* AIM OF THE EXERCISE *
Check each line of the listing for the word "value" and give only the number of lines that have it.

+++ SUPPLIED ENTRIES +++

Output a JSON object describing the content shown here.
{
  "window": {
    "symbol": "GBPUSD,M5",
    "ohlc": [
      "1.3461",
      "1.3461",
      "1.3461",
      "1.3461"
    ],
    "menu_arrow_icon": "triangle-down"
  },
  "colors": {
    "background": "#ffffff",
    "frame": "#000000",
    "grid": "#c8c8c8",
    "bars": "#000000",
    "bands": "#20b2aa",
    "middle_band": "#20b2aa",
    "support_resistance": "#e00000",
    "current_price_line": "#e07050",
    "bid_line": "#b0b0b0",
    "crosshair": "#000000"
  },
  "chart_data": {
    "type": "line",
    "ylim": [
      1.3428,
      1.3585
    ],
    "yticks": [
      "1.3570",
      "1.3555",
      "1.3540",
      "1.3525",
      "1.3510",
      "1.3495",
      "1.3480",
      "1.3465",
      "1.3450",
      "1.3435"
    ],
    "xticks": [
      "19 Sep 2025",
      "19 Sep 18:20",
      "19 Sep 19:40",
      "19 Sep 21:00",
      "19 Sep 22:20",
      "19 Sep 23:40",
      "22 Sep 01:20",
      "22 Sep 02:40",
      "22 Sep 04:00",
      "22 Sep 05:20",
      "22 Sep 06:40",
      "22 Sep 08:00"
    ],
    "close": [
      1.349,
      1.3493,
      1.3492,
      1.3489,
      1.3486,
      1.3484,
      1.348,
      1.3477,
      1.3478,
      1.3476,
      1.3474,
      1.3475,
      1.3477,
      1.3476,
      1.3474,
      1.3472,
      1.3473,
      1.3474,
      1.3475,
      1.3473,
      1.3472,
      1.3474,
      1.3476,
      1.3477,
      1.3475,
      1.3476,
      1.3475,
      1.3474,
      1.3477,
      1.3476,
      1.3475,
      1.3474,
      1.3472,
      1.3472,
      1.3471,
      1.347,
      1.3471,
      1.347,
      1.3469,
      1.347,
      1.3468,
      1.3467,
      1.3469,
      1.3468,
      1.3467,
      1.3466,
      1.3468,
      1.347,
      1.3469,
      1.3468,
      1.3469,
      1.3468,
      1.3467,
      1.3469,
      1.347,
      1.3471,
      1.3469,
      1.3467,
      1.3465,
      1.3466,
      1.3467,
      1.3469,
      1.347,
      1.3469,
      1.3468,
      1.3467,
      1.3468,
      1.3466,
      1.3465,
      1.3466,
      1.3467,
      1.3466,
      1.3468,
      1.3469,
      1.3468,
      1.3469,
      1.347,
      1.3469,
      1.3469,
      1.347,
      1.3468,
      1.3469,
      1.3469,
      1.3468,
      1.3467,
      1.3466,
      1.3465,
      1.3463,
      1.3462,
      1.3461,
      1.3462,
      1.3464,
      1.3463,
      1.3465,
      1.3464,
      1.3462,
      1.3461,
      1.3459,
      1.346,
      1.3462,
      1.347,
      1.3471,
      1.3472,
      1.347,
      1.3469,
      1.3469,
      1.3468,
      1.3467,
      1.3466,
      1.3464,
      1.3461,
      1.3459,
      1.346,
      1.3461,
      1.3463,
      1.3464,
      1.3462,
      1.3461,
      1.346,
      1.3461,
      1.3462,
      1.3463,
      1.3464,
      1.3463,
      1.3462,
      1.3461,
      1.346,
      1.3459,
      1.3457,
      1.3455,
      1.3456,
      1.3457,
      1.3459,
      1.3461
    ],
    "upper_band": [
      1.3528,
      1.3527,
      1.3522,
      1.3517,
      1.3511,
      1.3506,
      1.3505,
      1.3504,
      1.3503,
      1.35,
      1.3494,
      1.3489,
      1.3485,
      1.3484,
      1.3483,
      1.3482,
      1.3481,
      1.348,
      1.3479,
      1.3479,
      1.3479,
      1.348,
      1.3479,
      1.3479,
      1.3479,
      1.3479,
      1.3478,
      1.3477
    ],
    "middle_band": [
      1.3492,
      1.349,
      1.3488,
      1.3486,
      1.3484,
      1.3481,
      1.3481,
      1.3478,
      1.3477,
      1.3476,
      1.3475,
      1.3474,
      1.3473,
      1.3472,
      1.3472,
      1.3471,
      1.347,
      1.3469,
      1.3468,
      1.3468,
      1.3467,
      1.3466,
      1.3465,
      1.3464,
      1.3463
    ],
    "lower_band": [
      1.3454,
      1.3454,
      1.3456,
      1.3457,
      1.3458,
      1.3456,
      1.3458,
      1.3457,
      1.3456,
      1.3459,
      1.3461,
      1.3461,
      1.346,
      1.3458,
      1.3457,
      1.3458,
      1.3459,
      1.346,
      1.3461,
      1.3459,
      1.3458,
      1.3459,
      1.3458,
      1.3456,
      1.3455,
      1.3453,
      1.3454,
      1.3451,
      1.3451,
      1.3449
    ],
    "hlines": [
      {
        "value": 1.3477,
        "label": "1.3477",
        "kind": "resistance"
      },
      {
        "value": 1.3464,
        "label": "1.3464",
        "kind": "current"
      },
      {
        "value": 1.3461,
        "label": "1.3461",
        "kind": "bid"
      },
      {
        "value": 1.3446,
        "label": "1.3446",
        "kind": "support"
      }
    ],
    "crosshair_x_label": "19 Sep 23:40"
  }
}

+++

* SOLUTION BELOW *
4